# Required actions
1. Transcribe everything from "## rzalewski6 (Sep" down to "brand new ones." in the slopestyle bike thread.
2. Format everything in the records from the line containing "mother-and-daughter-photo (447, 253, 763, 419)" down to the line containing "Give me the" as a JSON list of strings, one string per line and no blank lines.

# Source extract
☆ ☆ ☆ ☆ ☆ ☆ ☆
Ns has a sick slopestly bike coming put (maybe it's already out) but you should give it a look.

I still say konig. It's 4.5-5" but it's still a great slope bike.


----------



## rzalewski6 (Sep 28, 2008)

Best bang for the buck by far..Mongoose Nugget. Now go ahead everyone...say things about Mongoose putting their name on Wal-mart bikes.... . PM me if interested, I have a slightly used 2011 for sale and plenty of brand new ones.


----------



## lalocotequinta (Mar 28, 2007)

Just got me an '09 Nugget and I'm loving it, 4" of rear travel but it just feels right, can't wait to take it to Highland.


----------



## Bollucks (Jan 11, 2008)

I would also recommend a transition double. I have a 2011 double and love the bike! I race 4x on it, it handles dirt jumps like a champion, and on slopestyle trails its stupid fun.

I am running it 100mm front and rear, and while your not going to be hucking drops to flat, as lomg as there is a decent transition there's no limit. The build quality is amazing too!


----------



## dbabuser (Jan 5, 2004)

Kidwoo had a nice in depth review of the sx that you should read. I love my '06 as an all 'rounder, but apparently they changed up a few things on the new ones that make them more like trail bikes.


----------



## kitejumping (Sep 3, 2010)

If you mainly want to dirt jump and don't care about pedaling:

killswitch.
ns soda slope.
dartmoor shine.

All 3 can be run single speed.


----------



## MonsterDan (Mar 31, 2012)

I'm riding an Iron Horse Yakuza Ojiki, bit hefty but bombproof and upgradeable!


----------



## FreeRidin' (Dec 26, 2006)

Take a look at the new NS Soda Slope (4.2") or maybe even the NS Soda (6/7").
Soda Slope - NS Bikes 2012 - Stay True

I have a brand new Soda Slope frame that I've decided to sell after getting injured. PM me if you're interested.
☆ ☆ ☆ ☆ ☆ ☆ ☆
# Dataset excerpts
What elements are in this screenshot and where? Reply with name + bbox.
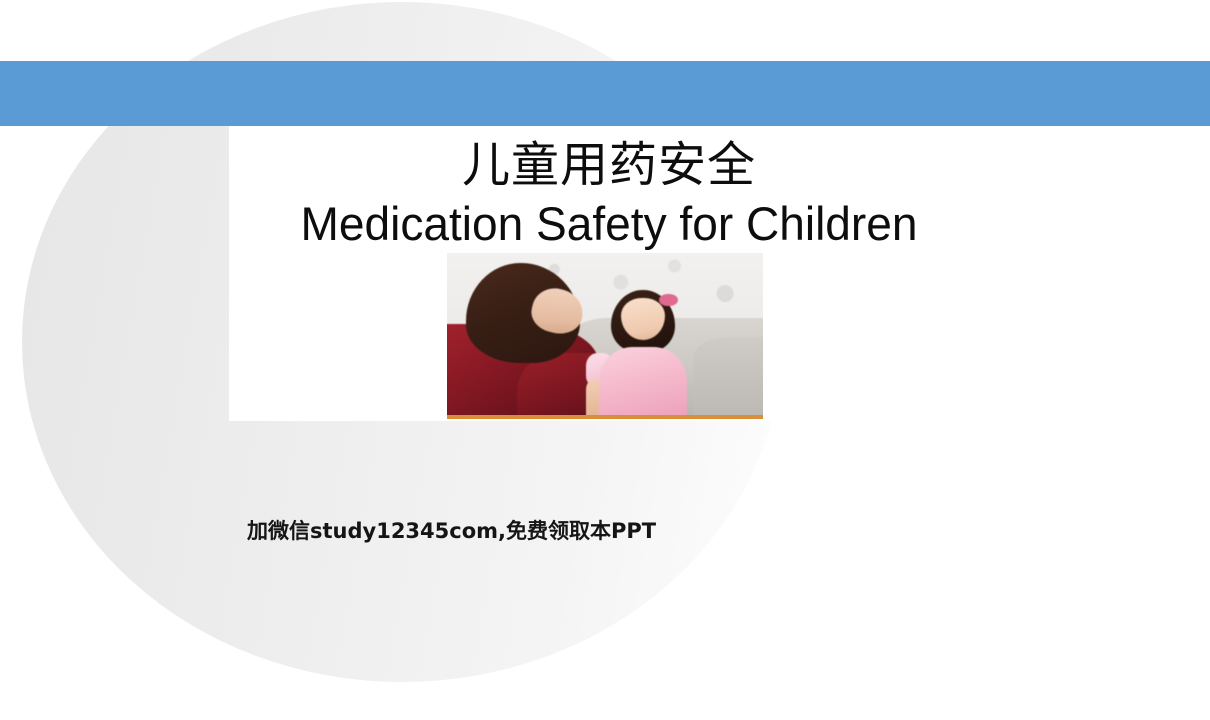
mother-and-daughter-photo (447, 253, 763, 419)
photo-girl-hair-bow (659, 294, 678, 307)
promo-watermark-text: 加微信study12345com,免费领取本PPT (247, 516, 656, 546)
slide-title-english: Medication Safety for Children (237, 196, 982, 252)
slide-title-chinese: 儿童用药安全 (229, 138, 989, 194)
photo-girl-shirt (599, 347, 687, 415)
presentation-slide: 儿童用药安全 Medication Safety for Children 加微… (0, 0, 1210, 720)
photo-content (447, 253, 763, 415)
blue-banner-bar (0, 61, 1210, 126)
photo-sofa-arm (693, 337, 763, 415)
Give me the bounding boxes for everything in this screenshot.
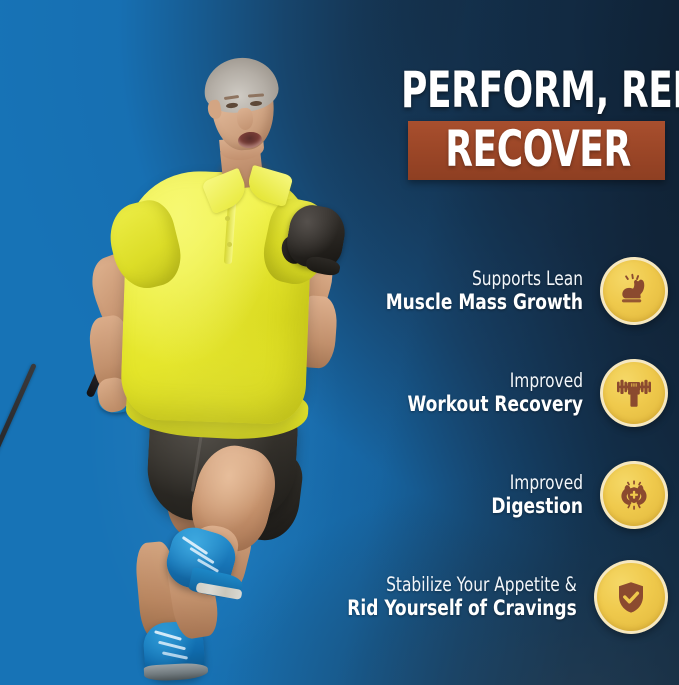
benefit-row-muscle-mass: Supports Lean Muscle Mass Growth	[330, 240, 668, 342]
benefit-row-digestion: Improved Digestion	[330, 444, 668, 546]
benefit-row-appetite-cravings: Stabilize Your Appetite & Rid Yourself o…	[330, 546, 668, 648]
benefit-line-1: Improved	[360, 370, 583, 392]
benefits-list: Supports Lean Muscle Mass Growth	[330, 240, 668, 648]
benefit-line-2: Digestion	[360, 494, 583, 519]
benefit-line-2: Rid Yourself of Cravings	[348, 596, 577, 621]
benefit-text: Supports Lean Muscle Mass Growth	[330, 268, 600, 315]
running-golfer-photo	[20, 34, 350, 679]
benefit-line-2: Workout Recovery	[360, 392, 583, 417]
supplement-benefits-banner: PERFORM, REPAIR RECOVER Supports Lean Mu…	[0, 0, 679, 685]
figure-shirt-button	[225, 216, 230, 221]
shield-check-icon	[611, 577, 651, 617]
icon-circle	[603, 464, 665, 526]
benefit-line-1: Supports Lean	[360, 268, 583, 290]
benefit-icon-badge	[600, 461, 668, 529]
stomach-shield-plus-icon	[613, 474, 655, 516]
benefit-icon-badge	[600, 359, 668, 427]
recover-highlight-box: RECOVER	[408, 121, 665, 180]
figure-shirt-button	[227, 242, 232, 247]
benefit-line-2: Muscle Mass Growth	[360, 290, 583, 315]
benefit-line-1: Improved	[360, 472, 583, 494]
benefit-line-1: Stabilize Your Appetite &	[348, 574, 577, 596]
benefit-text: Stabilize Your Appetite & Rid Yourself o…	[316, 574, 594, 621]
headline-block: PERFORM, REPAIR RECOVER	[335, 64, 665, 180]
headline-line-2: RECOVER	[445, 124, 631, 174]
benefit-text: Improved Digestion	[330, 472, 600, 519]
flexed-bicep-icon	[614, 271, 654, 311]
fist-dumbbell-icon	[614, 373, 654, 413]
figure-lower-shoe-sole	[144, 662, 209, 681]
icon-circle	[597, 563, 665, 631]
benefit-row-workout-recovery: Improved Workout Recovery	[330, 342, 668, 444]
icon-circle	[603, 362, 665, 424]
headline-line-1: PERFORM, REPAIR	[401, 64, 665, 116]
benefit-icon-badge	[594, 560, 668, 634]
icon-circle	[603, 260, 665, 322]
benefit-icon-badge	[600, 257, 668, 325]
benefit-text: Improved Workout Recovery	[330, 370, 600, 417]
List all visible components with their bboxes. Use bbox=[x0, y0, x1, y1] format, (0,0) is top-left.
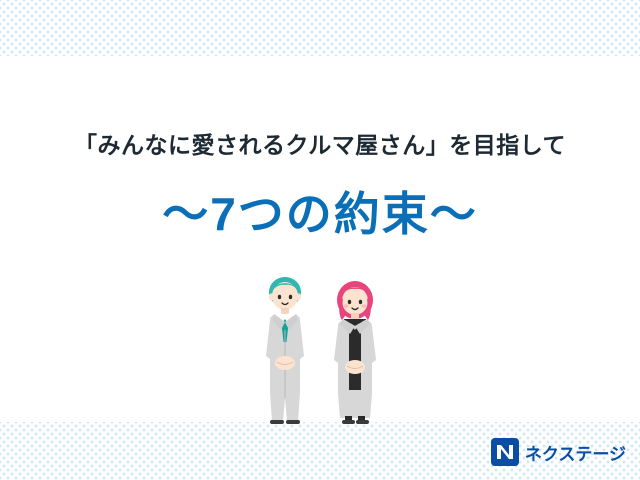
woman-figure bbox=[334, 281, 376, 424]
brand-logo: ネクステージ bbox=[491, 438, 626, 466]
nextage-logo-mark-icon bbox=[491, 438, 519, 466]
page-subtitle: 〜7つの約束〜 bbox=[0, 178, 640, 244]
page-title: 「みんなに愛されるクルマ屋さん」を目指して bbox=[0, 126, 640, 160]
slide-canvas: 「みんなに愛されるクルマ屋さん」を目指して 〜7つの約束〜 bbox=[0, 0, 640, 480]
man-figure bbox=[266, 277, 304, 424]
dotted-band-top bbox=[0, 0, 640, 56]
brand-name: ネクステージ bbox=[525, 440, 626, 465]
two-people-bowing-illustration bbox=[236, 272, 406, 424]
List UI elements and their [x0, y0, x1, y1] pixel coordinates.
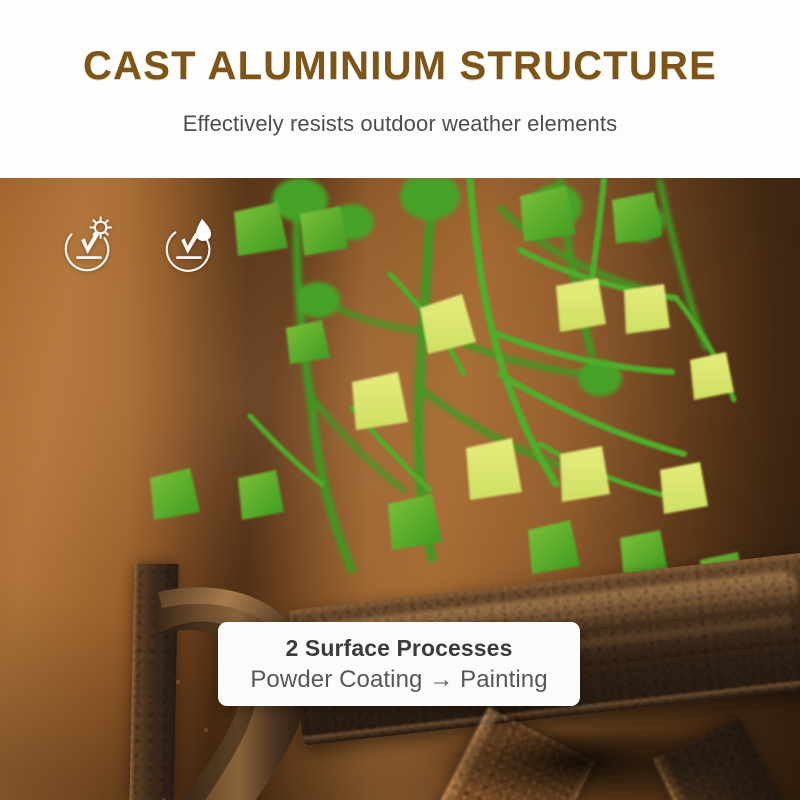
☆ ☆ ☆ ☆ ☆ ☆ ☆
# Task results
1.
## rzalewski6 (Sep 28, 2008)

Best bang for the buck by far..Mongoose Nugget. Now go ahead everyone...say things about Mongoose putting their name on Wal-mart bikes.... . PM me if interested, I have a slightly used 2011 for sale and plenty of brand new ones.

2.
[
  "mother-and-daughter-photo (447, 253, 763, 419)",
  "photo-girl-hair-bow (659, 294, 678, 307)",
  "promo-watermark-text: 加微信study12345com,免费领取本PPT (247, 516, 656, 546)",
  "slide-title-english: Medication Safety for Children (237, 196, 982, 252)",
  "slide-title-chinese: 儿童用药安全 (229, 138, 989, 194)",
  "photo-girl-shirt (599, 347, 687, 415)",
  "presentation-slide: 儿童用药安全 Medication Safety for Children 加微… (0, 0, 1210, 720)",
  "photo-content (447, 253, 763, 415)",
  "blue-banner-bar (0, 61, 1210, 126)",
  "photo-sofa-arm (693, 337, 763, 415)",
  "Give me the bounding boxes for everything in this screenshot."
]